A block of data
↓↓↓
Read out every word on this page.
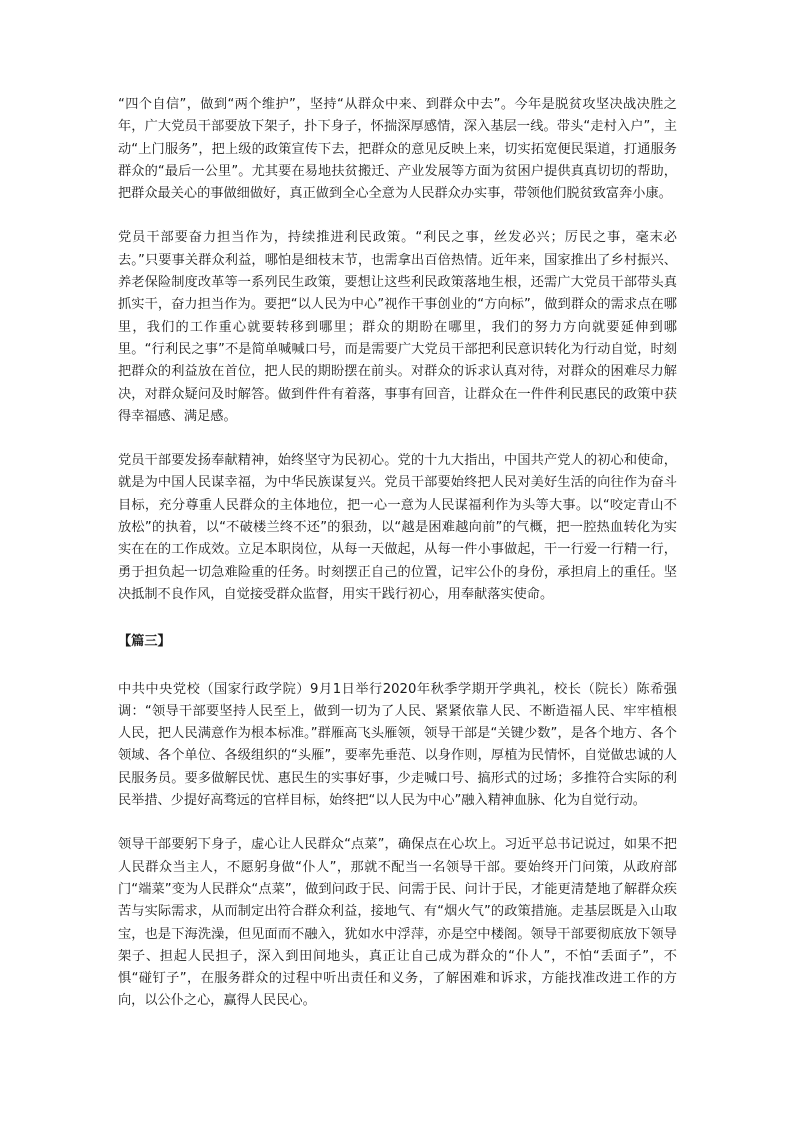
“四个自信”，做到“两个维护”，坚持“从群众中来、到群众中去”。今年是脱贫攻坚决战决胜之年，广大党员干部要放下架子，扑下身子，怀揣深厚感情，深入基层一线。带头“走村入户”，主动“上门服务”，把上级的政策宣传下去，把群众的意见反映上来，切实拓宽便民渠道，打通服务群众的“最后一公里”。尤其要在易地扶贫搬迁、产业发展等方面为贫困户提供真真切切的帮助，把群众最关心的事做细做好，真正做到全心全意为人民群众办实事，带领他们脱贫致富奔小康。

党员干部要奋力担当作为，持续推进利民政策。“利民之事，丝发必兴；厉民之事，毫末必去。”只要事关群众利益，哪怕是细枝末节，也需拿出百倍热情。近年来，国家推出了乡村振兴、养老保险制度改革等一系列民生政策，要想让这些利民政策落地生根，还需广大党员干部带头真抓实干，奋力担当作为。要把“以人民为中心”视作干事创业的“方向标”，做到群众的需求点在哪里，我们的工作重心就要转移到哪里；群众的期盼在哪里，我们的努力方向就要延伸到哪里。“行利民之事”不是简单喊喊口号，而是需要广大党员干部把利民意识转化为行动自觉，时刻把群众的利益放在首位，把人民的期盼摆在前头。对群众的诉求认真对待，对群众的困难尽力解决，对群众疑问及时解答。做到件件有着落，事事有回音，让群众在一件件利民惠民的政策中获得幸福感、满足感。

党员干部要发扬奉献精神，始终坚守为民初心。党的十九大指出，中国共产党人的初心和使命，就是为中国人民谋幸福，为中华民族谋复兴。党员干部要始终把人民对美好生活的向往作为奋斗目标，充分尊重人民群众的主体地位，把一心一意为人民谋福利作为头等大事。以“咬定青山不放松”的执着，以“不破楼兰终不还”的狠劲，以“越是困难越向前”的气概，把一腔热血转化为实实在在的工作成效。立足本职岗位，从每一天做起，从每一件小事做起，干一行爱一行精一行，勇于担负起一切急难险重的任务。时刻摆正自己的位置，记牢公仆的身份，承担肩上的重任。坚决抵制不良作风，自觉接受群众监督，用实干践行初心，用奉献落实使命。

【篇三】

中共中央党校（国家行政学院）9月1日举行2020年秋季学期开学典礼，校长（院长）陈希强调：“领导干部要坚持人民至上，做到一切为了人民、紧紧依靠人民、不断造福人民、牢牢植根人民，把人民满意作为根本标准。”群雁高飞头雁领，领导干部是“关键少数”，是各个地方、各个领域、各个单位、各级组织的“头雁”，要率先垂范、以身作则，厚植为民情怀，自觉做忠诚的人民服务员。要多做解民忧、惠民生的实事好事，少走喊口号、搞形式的过场；多推符合实际的利民举措、少提好高骛远的官样目标，始终把“以人民为中心”融入精神血脉、化为自觉行动。

领导干部要躬下身子，虚心让人民群众“点菜”，确保点在心坎上。习近平总书记说过，如果不把人民群众当主人，不愿躬身做“仆人”，那就不配当一名领导干部。要始终开门问策，从政府部门“端菜”变为人民群众“点菜”，做到问政于民、问需于民、问计于民，才能更清楚地了解群众疾苦与实际需求，从而制定出符合群众利益，接地气、有“烟火气”的政策措施。走基层既是入山取宝，也是下海洗澡，但见面而不融入，犹如水中浮萍，亦是空中楼阁。领导干部要彻底放下领导架子、担起人民担子，深入到田间地头，真正让自己成为群众的“仆人”，不怕“丢面子”，不惧“碰钉子”，在服务群众的过程中听出责任和义务，了解困难和诉求，方能找准改进工作的方向，以公仆之心，赢得人民民心。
↑↑↑
> [PROBLEM DESCRIPTION]:
Give every line above again exactly, with no pictures.

> [ANSWER TO THIS TASK]:
Read out every word on this page.
“四个自信”，做到“两个维护”，坚持“从群众中来、到群众中去”。今年是脱贫攻坚决战决胜之年，广大党员干部要放下架子，扑下身子，怀揣深厚感情，深入基层一线。带头“走村入户”，主动“上门服务”，把上级的政策宣传下去，把群众的意见反映上来，切实拓宽便民渠道，打通服务群众的“最后一公里”。尤其要在易地扶贫搬迁、产业发展等方面为贫困户提供真真切切的帮助，把群众最关心的事做细做好，真正做到全心全意为人民群众办实事，带领他们脱贫致富奔小康。

党员干部要奋力担当作为，持续推进利民政策。“利民之事，丝发必兴；厉民之事，毫末必去。”只要事关群众利益，哪怕是细枝末节，也需拿出百倍热情。近年来，国家推出了乡村振兴、养老保险制度改革等一系列民生政策，要想让这些利民政策落地生根，还需广大党员干部带头真抓实干，奋力担当作为。要把“以人民为中心”视作干事创业的“方向标”，做到群众的需求点在哪里，我们的工作重心就要转移到哪里；群众的期盼在哪里，我们的努力方向就要延伸到哪里。“行利民之事”不是简单喊喊口号，而是需要广大党员干部把利民意识转化为行动自觉，时刻把群众的利益放在首位，把人民的期盼摆在前头。对群众的诉求认真对待，对群众的困难尽力解决，对群众疑问及时解答。做到件件有着落，事事有回音，让群众在一件件利民惠民的政策中获得幸福感、满足感。

党员干部要发扬奉献精神，始终坚守为民初心。党的十九大指出，中国共产党人的初心和使命，就是为中国人民谋幸福，为中华民族谋复兴。党员干部要始终把人民对美好生活的向往作为奋斗目标，充分尊重人民群众的主体地位，把一心一意为人民谋福利作为头等大事。以“咬定青山不放松”的执着，以“不破楼兰终不还”的狠劲，以“越是困难越向前”的气概，把一腔热血转化为实实在在的工作成效。立足本职岗位，从每一天做起，从每一件小事做起，干一行爱一行精一行，勇于担负起一切急难险重的任务。时刻摆正自己的位置，记牢公仆的身份，承担肩上的重任。坚决抵制不良作风，自觉接受群众监督，用实干践行初心，用奉献落实使命。

【篇三】

中共中央党校（国家行政学院）9月1日举行2020年秋季学期开学典礼，校长（院长）陈希强调：“领导干部要坚持人民至上，做到一切为了人民、紧紧依靠人民、不断造福人民、牢牢植根人民，把人民满意作为根本标准。”群雁高飞头雁领，领导干部是“关键少数”，是各个地方、各个领域、各个单位、各级组织的“头雁”，要率先垂范、以身作则，厚植为民情怀，自觉做忠诚的人民服务员。要多做解民忧、惠民生的实事好事，少走喊口号、搞形式的过场；多推符合实际的利民举措、少提好高骛远的官样目标，始终把“以人民为中心”融入精神血脉、化为自觉行动。

领导干部要躬下身子，虚心让人民群众“点菜”，确保点在心坎上。习近平总书记说过，如果不把人民群众当主人，不愿躬身做“仆人”，那就不配当一名领导干部。要始终开门问策，从政府部门“端菜”变为人民群众“点菜”，做到问政于民、问需于民、问计于民，才能更清楚地了解群众疾苦与实际需求，从而制定出符合群众利益，接地气、有“烟火气”的政策措施。走基层既是入山取宝，也是下海洗澡，但见面而不融入，犹如水中浮萍，亦是空中楼阁。领导干部要彻底放下领导架子、担起人民担子，深入到田间地头，真正让自己成为群众的“仆人”，不怕“丢面子”，不惧“碰钉子”，在服务群众的过程中听出责任和义务，了解困难和诉求，方能找准改进工作的方向，以公仆之心，赢得人民民心。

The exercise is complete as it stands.